● REQUIRED ACTIONS
a – Reproduce the passage of the data path layout text that opens with the words "Last Edited by: Monier, June" and closes with "vertically in metal1.", replacing "poly" with "polysilicon".
b – Present the part of the listing that opens with the line containing "Patent image size: (1058, 907)." and closes with the line containing "The liquid crystalline molecules of" as a numbered list, omitting blank lines.

● READING TEXT
EULayout.tioga
Copyright © 1984, 1985 by Xerox Corporation. All rights reserved.
Last Edited by: Monier, June 7, 1985 9:34:43 am PDT
Data Path
Bit 0 is the high-order bit and is on the left. Whenever possible, this order is respected. The control is on the left. Every slice of the datapath follows the following rules:
Vdd, Gnd, clocks and control signals run horizontally in metal2.
Clocks and control signals might be doubled in poly.
Buses and wires connecting different stages run vertically in metal1.
Seven tracks are reserved on the left side of every cell: rBus, cBus, kBus, aBus/pBus, bBus/sBus, opLBus, opRbus.
Control descriptors
The control descriptor at the level of the RAM (52 wires) is:
PhA   BIT
PhB   BIT
~hold2BA  BIT
~rejectBA  BIT
aAdr   INT[8]
bAdr   INT[8]
cAdr   INT[8]
The control descriptor at the level of the pipeline registers (57 wires) and Field Unit is:
PhA   BIT
PhB   BIT
~hold2BA  BIT
~rejectBA  BIT
EUAluLeftSrc1BA  INT[2] *
EUAluRightSrc1BA  INT[2] *
EUStore2ASrc1BA  INT[2] *
EUSt3AisCBus2BA  BOOL *
EURes3AisCBus2BA BOOL *
FDInsert   BOOL
FDMask   INT[6]
FDShift   INT[6]
EUAluOp2AB  INT[5]
EULoadField3BA  BIT
The control descriptor at the level of the ALU (25 wires) is:
PhA   BIT
PhB   BIT
faultBA   BIT
~hold2BA  BIT
~rejectBA  BIT
EUAluOp2AB  INT[5]
EUCondSel2AB  INT[4]
EURes3BisPBus3AB INT[1]
The control descriptor at the level of the P-Port (11 wires) is:
PhA   BIT
PhB   BIT
faultBA   BIT
~hold2BA  BIT
~rejectBA  BIT
EURes3BisPBus3AB INT[1]
EUCheckParity3AB  BOOL ?

● LISTED RECORDS
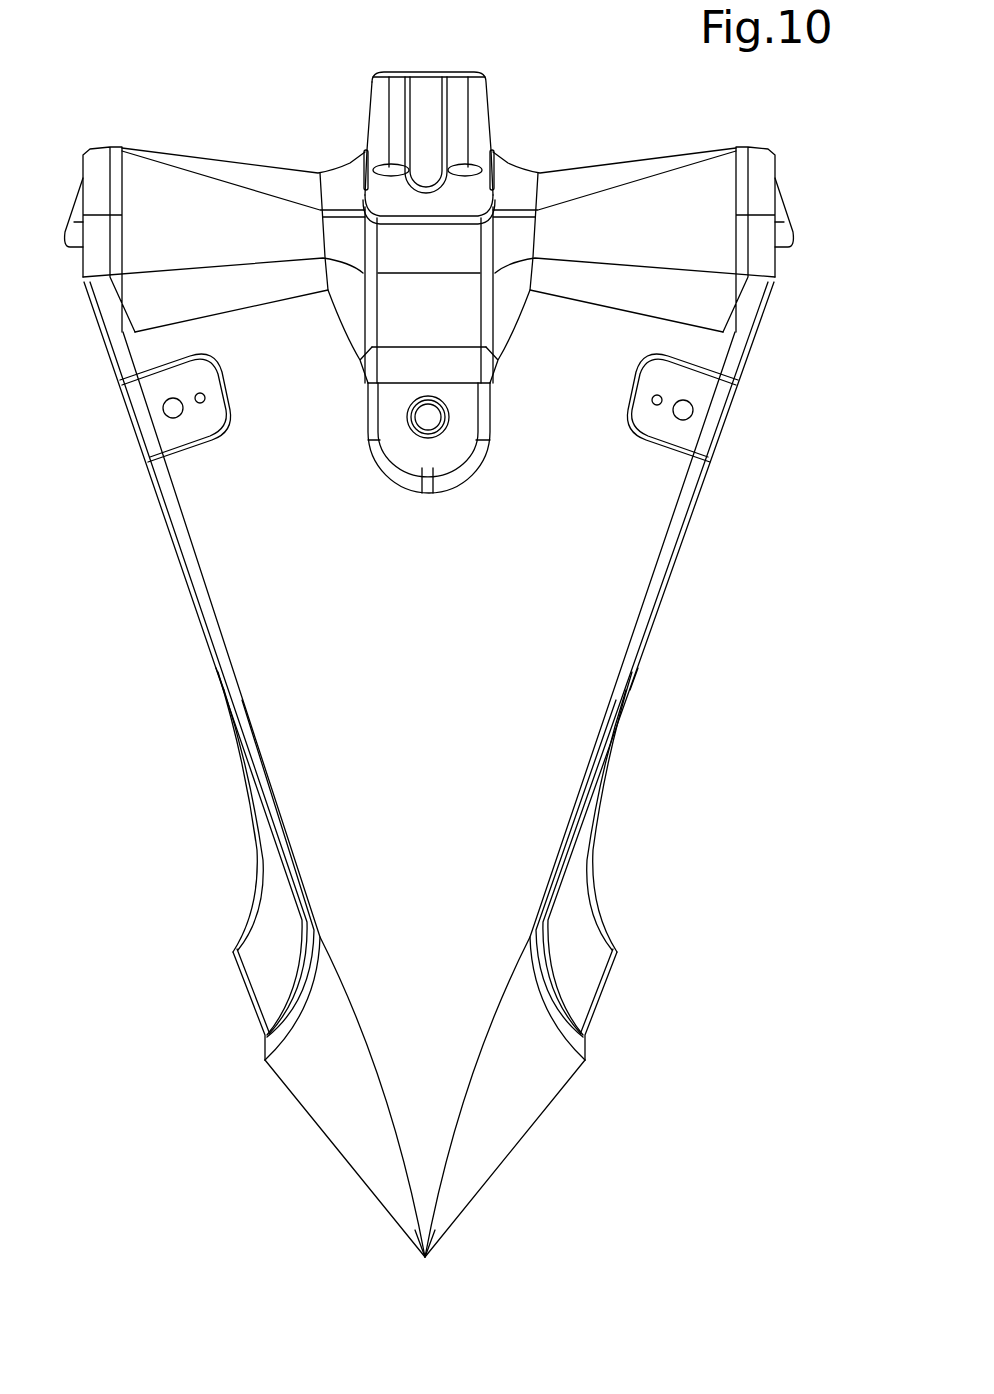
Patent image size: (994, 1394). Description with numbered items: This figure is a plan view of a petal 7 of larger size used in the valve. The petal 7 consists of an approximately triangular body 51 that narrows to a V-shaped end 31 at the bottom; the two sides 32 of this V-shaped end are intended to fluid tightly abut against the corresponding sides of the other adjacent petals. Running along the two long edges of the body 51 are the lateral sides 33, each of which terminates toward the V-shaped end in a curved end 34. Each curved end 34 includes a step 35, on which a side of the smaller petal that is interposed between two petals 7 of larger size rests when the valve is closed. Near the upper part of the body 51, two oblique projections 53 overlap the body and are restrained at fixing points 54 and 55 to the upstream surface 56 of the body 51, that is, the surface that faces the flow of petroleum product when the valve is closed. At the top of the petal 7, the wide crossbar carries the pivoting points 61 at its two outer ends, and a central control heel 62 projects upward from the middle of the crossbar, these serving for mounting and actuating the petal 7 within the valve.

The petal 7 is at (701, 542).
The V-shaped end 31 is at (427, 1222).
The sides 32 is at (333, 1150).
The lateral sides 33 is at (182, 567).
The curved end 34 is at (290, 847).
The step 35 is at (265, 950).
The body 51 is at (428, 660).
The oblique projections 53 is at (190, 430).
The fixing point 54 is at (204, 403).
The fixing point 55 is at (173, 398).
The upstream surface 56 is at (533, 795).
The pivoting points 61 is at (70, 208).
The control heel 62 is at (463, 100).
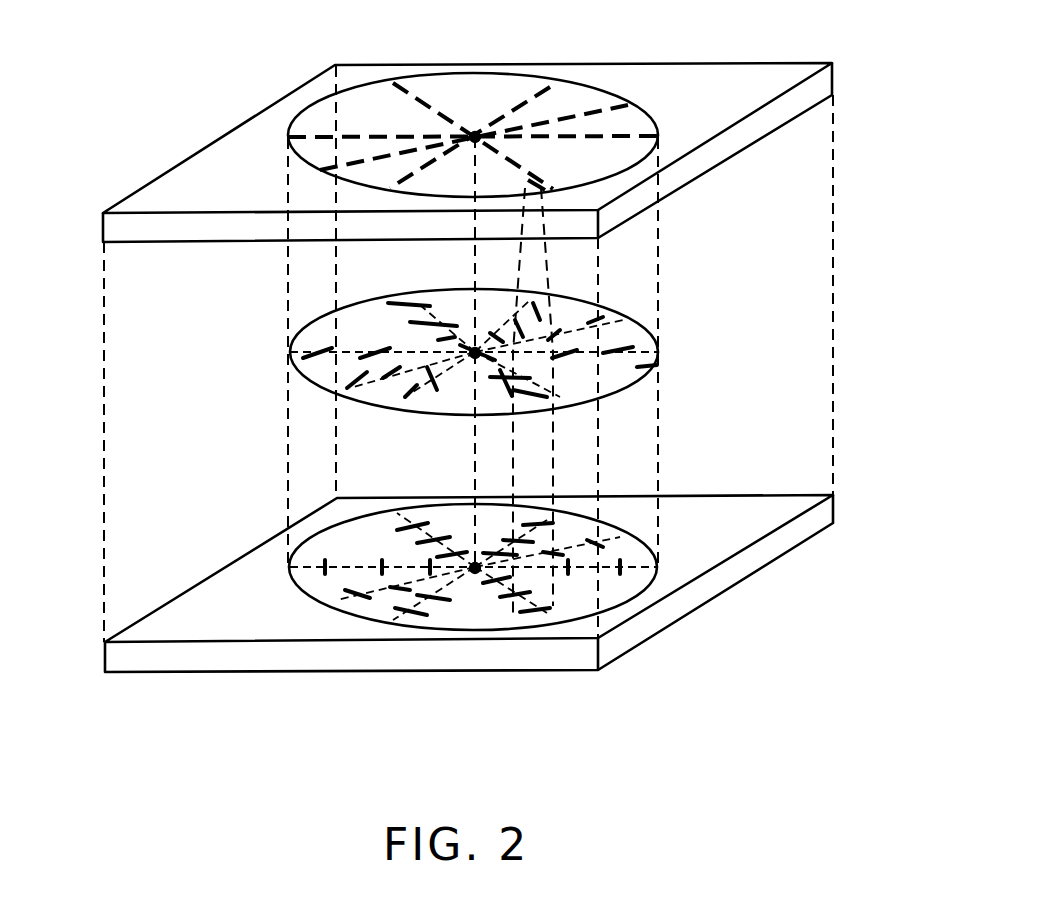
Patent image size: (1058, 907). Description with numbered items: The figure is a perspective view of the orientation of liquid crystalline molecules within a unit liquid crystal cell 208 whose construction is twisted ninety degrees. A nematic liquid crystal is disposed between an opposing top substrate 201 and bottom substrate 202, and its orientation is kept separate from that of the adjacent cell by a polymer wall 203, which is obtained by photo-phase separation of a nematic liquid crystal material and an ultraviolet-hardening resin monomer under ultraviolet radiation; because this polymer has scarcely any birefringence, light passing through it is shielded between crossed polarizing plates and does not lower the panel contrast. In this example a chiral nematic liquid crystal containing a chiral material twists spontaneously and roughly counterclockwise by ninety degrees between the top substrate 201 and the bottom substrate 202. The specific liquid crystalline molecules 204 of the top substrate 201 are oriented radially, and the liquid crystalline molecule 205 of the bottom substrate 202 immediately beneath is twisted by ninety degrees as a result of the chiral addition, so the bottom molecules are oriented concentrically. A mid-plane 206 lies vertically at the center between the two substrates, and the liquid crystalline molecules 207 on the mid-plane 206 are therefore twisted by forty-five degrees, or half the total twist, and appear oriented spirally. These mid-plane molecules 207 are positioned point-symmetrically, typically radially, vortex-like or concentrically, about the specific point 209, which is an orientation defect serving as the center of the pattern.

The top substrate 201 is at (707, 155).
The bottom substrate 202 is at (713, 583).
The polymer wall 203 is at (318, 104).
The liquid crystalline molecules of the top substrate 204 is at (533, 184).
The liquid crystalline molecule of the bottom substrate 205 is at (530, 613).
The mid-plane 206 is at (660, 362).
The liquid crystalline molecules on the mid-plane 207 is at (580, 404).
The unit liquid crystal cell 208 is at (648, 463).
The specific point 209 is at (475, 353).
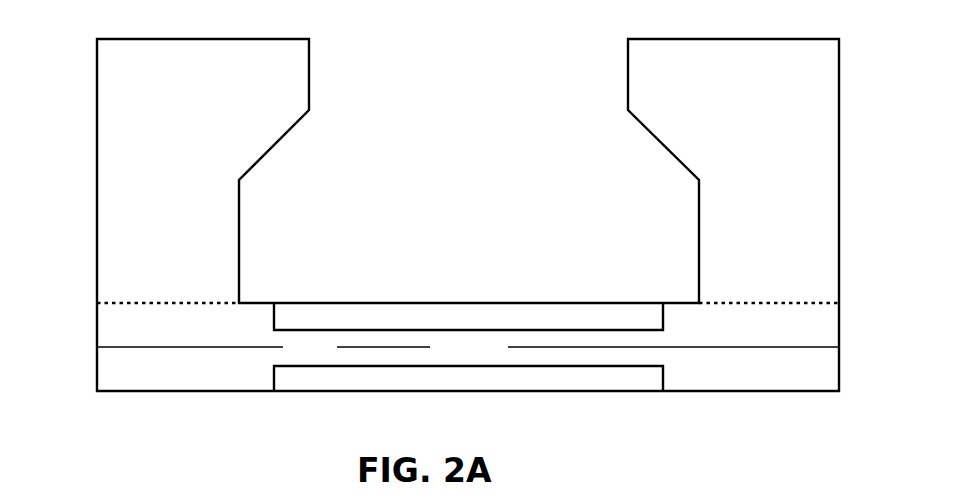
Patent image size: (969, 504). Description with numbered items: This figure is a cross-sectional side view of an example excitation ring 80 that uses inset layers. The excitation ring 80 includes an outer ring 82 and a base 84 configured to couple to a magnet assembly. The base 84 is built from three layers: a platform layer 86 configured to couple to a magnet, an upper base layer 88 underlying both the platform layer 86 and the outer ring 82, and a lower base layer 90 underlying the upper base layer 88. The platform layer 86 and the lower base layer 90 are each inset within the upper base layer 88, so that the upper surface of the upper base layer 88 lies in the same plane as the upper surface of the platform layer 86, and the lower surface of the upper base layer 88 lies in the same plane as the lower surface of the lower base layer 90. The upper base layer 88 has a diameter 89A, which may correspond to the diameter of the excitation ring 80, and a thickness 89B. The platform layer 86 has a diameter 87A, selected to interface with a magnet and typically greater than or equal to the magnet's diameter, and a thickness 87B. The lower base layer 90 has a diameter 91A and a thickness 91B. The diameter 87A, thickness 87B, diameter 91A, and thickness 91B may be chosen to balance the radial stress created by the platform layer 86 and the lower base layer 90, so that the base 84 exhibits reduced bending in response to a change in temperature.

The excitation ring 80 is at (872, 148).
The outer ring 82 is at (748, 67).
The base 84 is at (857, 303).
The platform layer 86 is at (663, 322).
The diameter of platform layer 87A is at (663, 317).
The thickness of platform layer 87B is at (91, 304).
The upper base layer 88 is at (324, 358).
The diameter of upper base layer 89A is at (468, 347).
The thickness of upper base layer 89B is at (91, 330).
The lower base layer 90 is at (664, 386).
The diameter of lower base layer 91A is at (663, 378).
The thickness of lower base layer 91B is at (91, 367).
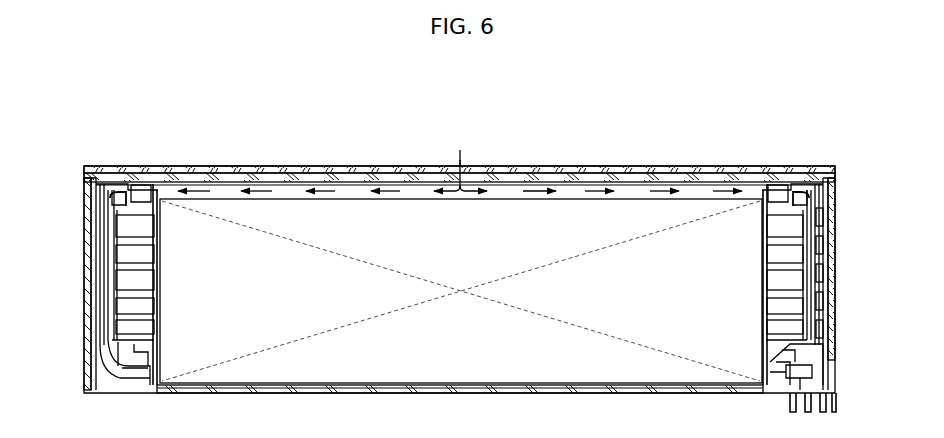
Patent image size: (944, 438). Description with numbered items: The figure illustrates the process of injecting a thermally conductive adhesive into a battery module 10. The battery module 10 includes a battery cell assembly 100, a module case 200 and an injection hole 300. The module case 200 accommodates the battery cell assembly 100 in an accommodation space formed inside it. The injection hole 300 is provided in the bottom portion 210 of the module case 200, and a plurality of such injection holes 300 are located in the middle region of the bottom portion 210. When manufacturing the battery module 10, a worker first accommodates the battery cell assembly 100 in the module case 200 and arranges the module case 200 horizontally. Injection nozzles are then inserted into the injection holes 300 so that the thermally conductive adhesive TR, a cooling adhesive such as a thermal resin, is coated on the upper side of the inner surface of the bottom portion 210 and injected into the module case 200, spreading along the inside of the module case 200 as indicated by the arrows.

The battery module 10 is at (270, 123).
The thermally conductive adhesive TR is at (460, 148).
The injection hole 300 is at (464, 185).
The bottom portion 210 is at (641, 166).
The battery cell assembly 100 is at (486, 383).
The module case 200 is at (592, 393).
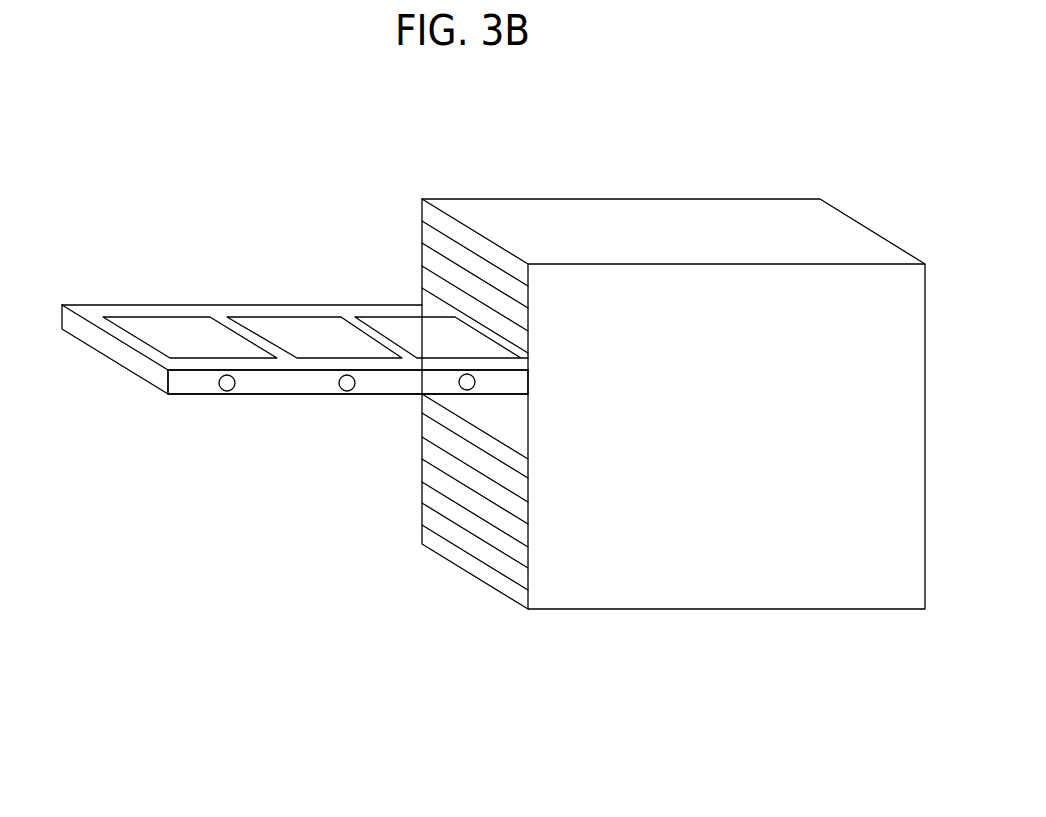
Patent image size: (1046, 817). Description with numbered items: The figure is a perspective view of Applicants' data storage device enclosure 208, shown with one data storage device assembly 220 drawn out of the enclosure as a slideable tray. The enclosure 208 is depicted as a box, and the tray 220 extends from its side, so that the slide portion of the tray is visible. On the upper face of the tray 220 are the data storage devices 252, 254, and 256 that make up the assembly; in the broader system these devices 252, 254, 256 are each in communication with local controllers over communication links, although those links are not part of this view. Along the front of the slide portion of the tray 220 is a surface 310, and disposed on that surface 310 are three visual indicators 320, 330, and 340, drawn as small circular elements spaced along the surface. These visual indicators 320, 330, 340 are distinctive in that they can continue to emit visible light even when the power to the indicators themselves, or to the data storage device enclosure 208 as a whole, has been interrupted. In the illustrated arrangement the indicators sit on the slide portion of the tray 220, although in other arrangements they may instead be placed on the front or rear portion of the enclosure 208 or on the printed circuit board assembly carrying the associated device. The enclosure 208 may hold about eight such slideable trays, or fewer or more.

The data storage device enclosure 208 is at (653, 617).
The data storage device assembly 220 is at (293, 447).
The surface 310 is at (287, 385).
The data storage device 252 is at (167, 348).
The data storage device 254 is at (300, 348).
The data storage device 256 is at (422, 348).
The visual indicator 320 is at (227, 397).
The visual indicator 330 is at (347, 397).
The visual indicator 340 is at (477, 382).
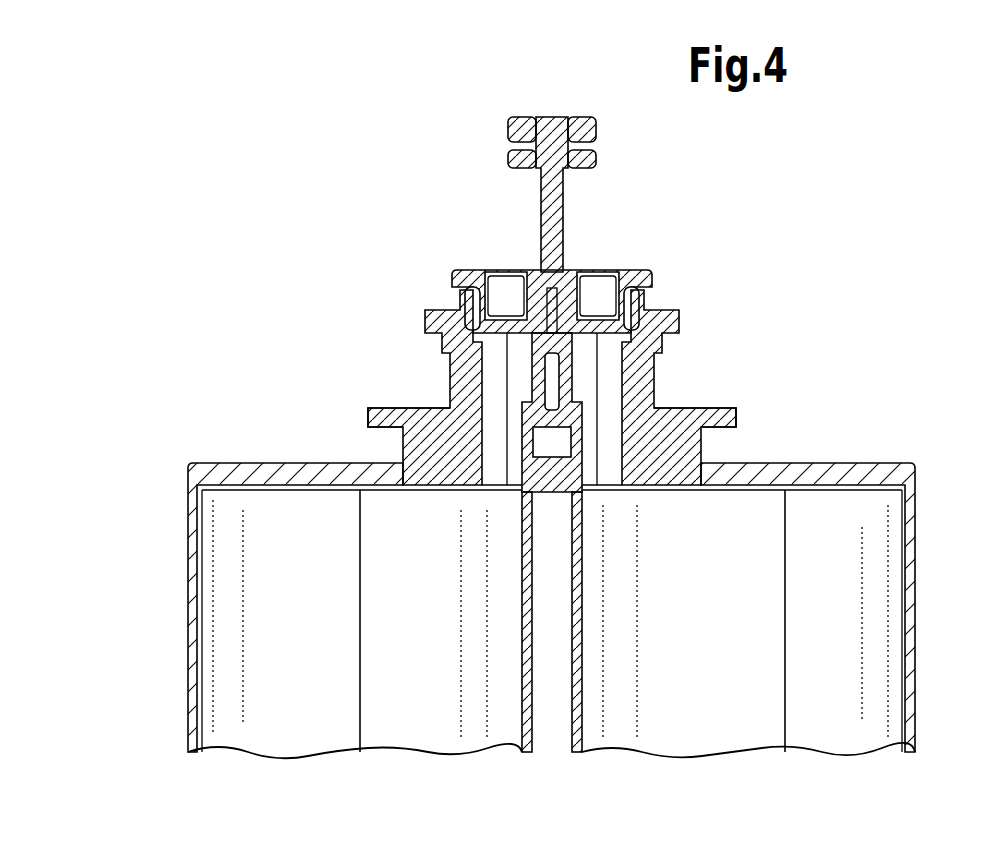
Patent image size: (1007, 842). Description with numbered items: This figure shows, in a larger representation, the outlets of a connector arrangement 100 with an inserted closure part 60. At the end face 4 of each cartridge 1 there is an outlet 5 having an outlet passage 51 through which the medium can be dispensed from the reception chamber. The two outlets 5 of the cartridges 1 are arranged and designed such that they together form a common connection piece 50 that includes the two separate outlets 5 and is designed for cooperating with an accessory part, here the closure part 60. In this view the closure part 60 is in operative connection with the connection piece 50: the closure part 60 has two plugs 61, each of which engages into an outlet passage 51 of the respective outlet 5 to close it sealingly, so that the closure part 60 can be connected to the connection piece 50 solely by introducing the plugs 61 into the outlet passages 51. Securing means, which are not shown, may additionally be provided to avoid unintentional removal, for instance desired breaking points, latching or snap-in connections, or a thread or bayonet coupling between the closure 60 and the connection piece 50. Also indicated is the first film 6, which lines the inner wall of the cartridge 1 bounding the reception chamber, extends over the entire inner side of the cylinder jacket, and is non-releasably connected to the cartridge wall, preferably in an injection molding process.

● RESPONSES FOR EACH TASK
a –
Last Edited by: Monier, June 7, 1985 9:34:43 am PDT
Data Path
Bit 0 is the high-order bit and is on the left. Whenever possible, this order is respected. The control is on the left. Every slice of the datapath follows the following rules:
Vdd, Gnd, clocks and control signals run horizontally in metal2.
Clocks and control signals might be doubled in polysilicon.
Buses and wires connecting different stages run vertically in metal1.

b –
1. Patent image size: (1058, 907). Description with numbered items: The figure is a perspective view of the orientation of liquid crystalline molecules within a unit liquid crystal cell 208 whose construction is twisted ninety degrees. A nematic liquid crystal is disposed between an opposing top substrate 201 and bottom substrate 202, and its orientation is kept separate from that of the adjacent cell by a polymer wall 203, which is obtained by photo-phase separation of a nematic liquid crystal material and an ultraviolet-hardening resin monomer under ultraviolet radiation; because this polymer has scarcely any birefringence, light passing through it is shielded between crossed polarizing plates and does not lower the panel contrast. In this example a chiral nematic liquid crystal containing a chiral material twists spontaneously and roughly counterclockwise by ninety degrees between the top substrate 201 and the bottom substrate 202. The specific liquid crystalline molecules 204 of the top substrate 201 are oriented radially, and the liquid crystalline molecule 205 of the bottom substrate 202 immediately beneath is twisted by ninety degrees as a result of the chiral addition, so the bottom molecules are oriented concentrically. A mid-plane 206 lies vertically at the center between the two substrates, and the liquid crystalline molecules 207 on the mid-plane 206 are therefore twisted by forty-five degrees, or half the total twist, and appear oriented spirally. These mid-plane molecules 207 are positioned point-symmetrically, typically radially, vortex-like or concentrically, about the specific point 209, which is an orientation defect serving as the center of the pattern.
2. The top substrate 201 is at (707, 155).
3. The bottom substrate 202 is at (713, 583).
4. The polymer wall 203 is at (318, 104).
5. The liquid crystalline molecules of the top substrate 204 is at (533, 184).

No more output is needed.